Stored records
— begin —
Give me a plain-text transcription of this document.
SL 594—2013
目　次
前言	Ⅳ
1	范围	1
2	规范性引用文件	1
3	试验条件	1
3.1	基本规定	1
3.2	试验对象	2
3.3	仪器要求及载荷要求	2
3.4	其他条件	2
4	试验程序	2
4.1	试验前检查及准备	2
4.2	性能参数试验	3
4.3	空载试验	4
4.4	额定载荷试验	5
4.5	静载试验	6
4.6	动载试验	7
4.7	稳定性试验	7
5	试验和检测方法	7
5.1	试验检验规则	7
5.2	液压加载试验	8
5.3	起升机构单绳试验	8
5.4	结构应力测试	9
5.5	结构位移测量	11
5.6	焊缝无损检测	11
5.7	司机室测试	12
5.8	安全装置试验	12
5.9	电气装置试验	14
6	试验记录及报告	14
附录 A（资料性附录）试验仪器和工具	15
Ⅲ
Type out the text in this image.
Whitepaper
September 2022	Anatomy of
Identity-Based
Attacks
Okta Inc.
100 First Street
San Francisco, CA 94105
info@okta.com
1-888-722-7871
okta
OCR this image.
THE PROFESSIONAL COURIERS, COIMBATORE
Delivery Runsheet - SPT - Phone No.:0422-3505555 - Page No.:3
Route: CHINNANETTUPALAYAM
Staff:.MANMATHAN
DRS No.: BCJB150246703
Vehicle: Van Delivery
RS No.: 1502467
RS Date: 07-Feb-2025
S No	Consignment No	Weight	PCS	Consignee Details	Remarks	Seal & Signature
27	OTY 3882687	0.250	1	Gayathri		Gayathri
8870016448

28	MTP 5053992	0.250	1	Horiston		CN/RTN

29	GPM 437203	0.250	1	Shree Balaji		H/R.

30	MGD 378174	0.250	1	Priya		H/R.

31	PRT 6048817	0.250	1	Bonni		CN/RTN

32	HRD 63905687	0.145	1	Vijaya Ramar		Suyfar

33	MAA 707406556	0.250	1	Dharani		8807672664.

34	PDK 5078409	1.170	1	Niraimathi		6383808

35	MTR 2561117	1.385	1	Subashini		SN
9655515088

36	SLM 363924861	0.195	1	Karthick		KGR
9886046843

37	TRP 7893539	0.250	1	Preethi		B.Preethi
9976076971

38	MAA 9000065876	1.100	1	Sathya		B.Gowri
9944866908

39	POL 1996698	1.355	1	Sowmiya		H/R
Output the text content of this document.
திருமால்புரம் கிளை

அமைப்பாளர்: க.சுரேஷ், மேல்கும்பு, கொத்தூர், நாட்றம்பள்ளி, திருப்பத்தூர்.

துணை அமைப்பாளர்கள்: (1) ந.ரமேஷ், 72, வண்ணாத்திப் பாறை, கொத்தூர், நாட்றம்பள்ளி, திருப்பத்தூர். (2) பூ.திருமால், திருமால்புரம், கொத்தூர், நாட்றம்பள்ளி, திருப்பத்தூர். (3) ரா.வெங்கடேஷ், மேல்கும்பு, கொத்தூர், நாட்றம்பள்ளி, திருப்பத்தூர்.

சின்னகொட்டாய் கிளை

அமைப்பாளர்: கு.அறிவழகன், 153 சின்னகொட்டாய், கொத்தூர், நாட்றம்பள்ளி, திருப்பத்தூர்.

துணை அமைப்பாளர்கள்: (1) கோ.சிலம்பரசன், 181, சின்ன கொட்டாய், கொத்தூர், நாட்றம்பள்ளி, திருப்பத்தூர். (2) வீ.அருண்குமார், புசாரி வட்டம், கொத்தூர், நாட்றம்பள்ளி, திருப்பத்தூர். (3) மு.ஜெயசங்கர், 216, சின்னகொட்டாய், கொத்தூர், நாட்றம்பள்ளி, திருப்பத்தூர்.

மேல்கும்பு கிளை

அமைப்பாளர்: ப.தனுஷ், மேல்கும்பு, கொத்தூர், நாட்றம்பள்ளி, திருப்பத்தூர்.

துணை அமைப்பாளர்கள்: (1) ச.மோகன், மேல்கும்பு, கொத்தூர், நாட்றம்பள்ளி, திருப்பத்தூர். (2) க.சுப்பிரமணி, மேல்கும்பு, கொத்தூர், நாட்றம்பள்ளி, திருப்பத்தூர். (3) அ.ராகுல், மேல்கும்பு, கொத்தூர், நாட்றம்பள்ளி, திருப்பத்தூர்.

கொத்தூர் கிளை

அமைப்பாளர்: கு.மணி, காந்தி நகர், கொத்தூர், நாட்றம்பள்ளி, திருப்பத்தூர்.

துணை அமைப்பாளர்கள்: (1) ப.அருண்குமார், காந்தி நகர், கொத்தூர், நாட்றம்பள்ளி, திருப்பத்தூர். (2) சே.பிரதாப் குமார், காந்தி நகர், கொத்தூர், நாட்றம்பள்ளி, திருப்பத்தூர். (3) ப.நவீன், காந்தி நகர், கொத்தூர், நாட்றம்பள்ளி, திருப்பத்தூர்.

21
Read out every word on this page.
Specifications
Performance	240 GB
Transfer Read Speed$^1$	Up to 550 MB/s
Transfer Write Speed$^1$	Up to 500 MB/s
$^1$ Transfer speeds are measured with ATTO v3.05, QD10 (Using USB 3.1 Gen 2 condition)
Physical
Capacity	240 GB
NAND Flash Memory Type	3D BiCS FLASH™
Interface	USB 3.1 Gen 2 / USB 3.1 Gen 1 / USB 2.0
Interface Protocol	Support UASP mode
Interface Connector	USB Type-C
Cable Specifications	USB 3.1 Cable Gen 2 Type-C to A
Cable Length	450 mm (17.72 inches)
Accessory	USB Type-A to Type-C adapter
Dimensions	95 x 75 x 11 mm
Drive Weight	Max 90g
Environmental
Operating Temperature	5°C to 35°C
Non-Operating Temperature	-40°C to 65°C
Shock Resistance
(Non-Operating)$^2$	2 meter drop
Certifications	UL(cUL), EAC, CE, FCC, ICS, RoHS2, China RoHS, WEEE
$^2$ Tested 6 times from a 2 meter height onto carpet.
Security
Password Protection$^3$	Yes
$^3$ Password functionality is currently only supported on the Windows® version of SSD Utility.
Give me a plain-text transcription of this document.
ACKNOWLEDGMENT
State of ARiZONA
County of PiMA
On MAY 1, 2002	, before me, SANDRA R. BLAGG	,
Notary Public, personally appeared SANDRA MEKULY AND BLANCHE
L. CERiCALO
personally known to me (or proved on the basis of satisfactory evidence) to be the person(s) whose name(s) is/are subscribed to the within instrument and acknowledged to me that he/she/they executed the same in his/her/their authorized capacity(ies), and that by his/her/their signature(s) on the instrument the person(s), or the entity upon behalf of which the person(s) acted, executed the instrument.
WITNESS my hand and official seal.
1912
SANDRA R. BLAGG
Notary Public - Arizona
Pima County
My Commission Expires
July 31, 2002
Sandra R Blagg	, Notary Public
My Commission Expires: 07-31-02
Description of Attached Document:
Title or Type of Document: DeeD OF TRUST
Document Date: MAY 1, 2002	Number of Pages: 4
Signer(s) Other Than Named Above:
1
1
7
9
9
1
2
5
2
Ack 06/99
— end —
__Instructions for the task__. Copy out each line in the listing that has the word "Interface".

__Task answer__.
Interface	USB 3.1 Gen 2 / USB 3.1 Gen 1 / USB 2.0
Interface Protocol	Support UASP mode
Interface Connector	USB Type-C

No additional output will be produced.